_WRITTEN EXERCISE_
What lines of the data include the string "Center"? Copy them all.

A run of records:
--------------------------------------------------
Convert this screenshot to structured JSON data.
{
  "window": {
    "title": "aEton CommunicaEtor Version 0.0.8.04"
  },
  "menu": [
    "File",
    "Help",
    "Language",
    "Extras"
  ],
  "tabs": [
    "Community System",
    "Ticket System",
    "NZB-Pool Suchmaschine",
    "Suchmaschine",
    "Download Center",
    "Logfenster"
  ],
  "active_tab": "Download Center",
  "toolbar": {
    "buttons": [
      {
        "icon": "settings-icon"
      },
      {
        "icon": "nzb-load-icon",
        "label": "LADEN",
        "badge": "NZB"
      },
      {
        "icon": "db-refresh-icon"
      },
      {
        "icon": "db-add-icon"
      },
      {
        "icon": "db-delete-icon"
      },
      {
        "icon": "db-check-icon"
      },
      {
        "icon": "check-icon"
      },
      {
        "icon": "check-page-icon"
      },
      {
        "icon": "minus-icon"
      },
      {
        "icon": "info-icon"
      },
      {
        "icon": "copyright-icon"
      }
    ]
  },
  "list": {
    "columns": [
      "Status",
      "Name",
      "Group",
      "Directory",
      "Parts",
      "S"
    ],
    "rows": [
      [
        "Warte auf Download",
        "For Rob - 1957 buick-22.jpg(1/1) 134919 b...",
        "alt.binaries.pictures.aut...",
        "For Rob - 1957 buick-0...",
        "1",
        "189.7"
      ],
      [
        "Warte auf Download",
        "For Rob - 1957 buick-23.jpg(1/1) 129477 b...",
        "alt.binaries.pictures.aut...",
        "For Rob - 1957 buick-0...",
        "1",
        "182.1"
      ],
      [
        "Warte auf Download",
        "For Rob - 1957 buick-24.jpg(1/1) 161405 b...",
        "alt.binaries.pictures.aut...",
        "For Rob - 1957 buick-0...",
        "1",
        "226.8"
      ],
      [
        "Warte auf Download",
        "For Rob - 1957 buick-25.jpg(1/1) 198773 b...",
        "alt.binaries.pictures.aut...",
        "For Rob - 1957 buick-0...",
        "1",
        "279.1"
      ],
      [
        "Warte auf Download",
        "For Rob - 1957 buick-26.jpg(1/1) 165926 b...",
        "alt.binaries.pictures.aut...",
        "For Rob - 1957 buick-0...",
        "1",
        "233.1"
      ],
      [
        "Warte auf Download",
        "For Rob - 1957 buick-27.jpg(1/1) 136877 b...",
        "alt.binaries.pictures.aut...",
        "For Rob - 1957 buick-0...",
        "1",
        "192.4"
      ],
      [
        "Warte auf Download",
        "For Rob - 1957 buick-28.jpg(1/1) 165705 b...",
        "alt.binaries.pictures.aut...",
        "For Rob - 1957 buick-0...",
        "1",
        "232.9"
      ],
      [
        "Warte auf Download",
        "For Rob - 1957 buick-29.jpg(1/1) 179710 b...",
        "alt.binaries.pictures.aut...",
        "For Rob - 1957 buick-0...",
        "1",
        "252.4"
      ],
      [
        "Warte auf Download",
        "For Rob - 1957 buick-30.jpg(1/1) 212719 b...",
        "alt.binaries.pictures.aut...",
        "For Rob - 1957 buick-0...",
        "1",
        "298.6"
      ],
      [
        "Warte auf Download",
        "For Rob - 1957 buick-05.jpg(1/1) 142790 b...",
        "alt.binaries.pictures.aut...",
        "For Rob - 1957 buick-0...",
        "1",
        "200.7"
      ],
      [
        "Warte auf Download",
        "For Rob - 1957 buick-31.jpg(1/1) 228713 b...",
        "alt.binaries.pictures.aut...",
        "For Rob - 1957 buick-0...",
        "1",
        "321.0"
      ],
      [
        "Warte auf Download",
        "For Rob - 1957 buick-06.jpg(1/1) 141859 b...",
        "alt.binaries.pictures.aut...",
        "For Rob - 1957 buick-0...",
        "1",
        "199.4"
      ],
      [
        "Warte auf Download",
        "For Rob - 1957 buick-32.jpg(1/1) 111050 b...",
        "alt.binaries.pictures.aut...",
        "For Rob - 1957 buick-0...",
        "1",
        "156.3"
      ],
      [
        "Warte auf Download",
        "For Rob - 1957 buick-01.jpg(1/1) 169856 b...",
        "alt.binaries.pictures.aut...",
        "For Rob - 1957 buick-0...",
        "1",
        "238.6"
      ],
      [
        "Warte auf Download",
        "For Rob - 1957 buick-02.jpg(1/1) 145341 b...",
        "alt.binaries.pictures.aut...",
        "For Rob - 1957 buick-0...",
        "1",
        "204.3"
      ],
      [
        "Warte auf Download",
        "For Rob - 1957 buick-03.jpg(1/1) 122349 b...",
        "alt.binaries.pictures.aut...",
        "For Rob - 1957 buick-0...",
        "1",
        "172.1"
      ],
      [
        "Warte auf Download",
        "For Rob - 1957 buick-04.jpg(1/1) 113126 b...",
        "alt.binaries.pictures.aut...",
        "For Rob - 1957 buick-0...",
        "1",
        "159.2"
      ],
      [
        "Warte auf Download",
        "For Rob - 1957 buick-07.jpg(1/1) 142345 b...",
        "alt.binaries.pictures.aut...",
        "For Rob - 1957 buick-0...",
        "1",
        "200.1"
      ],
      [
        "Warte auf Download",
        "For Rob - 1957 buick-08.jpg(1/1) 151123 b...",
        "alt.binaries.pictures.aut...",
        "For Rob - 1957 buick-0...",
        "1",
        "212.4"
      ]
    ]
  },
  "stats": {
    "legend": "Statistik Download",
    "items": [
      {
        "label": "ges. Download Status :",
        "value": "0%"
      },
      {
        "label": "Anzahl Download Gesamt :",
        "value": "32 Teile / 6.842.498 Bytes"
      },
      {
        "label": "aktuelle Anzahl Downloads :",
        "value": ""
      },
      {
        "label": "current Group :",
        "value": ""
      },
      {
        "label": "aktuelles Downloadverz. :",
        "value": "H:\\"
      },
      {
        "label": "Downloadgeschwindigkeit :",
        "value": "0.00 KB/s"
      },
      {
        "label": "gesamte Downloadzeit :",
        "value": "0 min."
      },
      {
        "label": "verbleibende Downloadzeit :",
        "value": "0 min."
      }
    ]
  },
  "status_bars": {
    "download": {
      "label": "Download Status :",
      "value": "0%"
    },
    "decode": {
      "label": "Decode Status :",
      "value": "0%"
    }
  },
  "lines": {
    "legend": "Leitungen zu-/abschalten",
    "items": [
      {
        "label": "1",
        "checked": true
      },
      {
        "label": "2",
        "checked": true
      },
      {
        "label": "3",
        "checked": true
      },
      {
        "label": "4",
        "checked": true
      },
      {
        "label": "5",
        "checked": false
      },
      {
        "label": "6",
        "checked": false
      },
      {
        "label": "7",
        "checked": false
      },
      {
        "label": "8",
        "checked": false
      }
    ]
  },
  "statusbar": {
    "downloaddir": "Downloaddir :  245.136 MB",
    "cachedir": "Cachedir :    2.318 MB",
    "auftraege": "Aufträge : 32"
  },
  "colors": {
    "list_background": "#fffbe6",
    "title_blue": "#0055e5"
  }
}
--------------------------------------------------
_EXERCISE ANSWER_
    "Download Center",
  "active_tab": "Download Center",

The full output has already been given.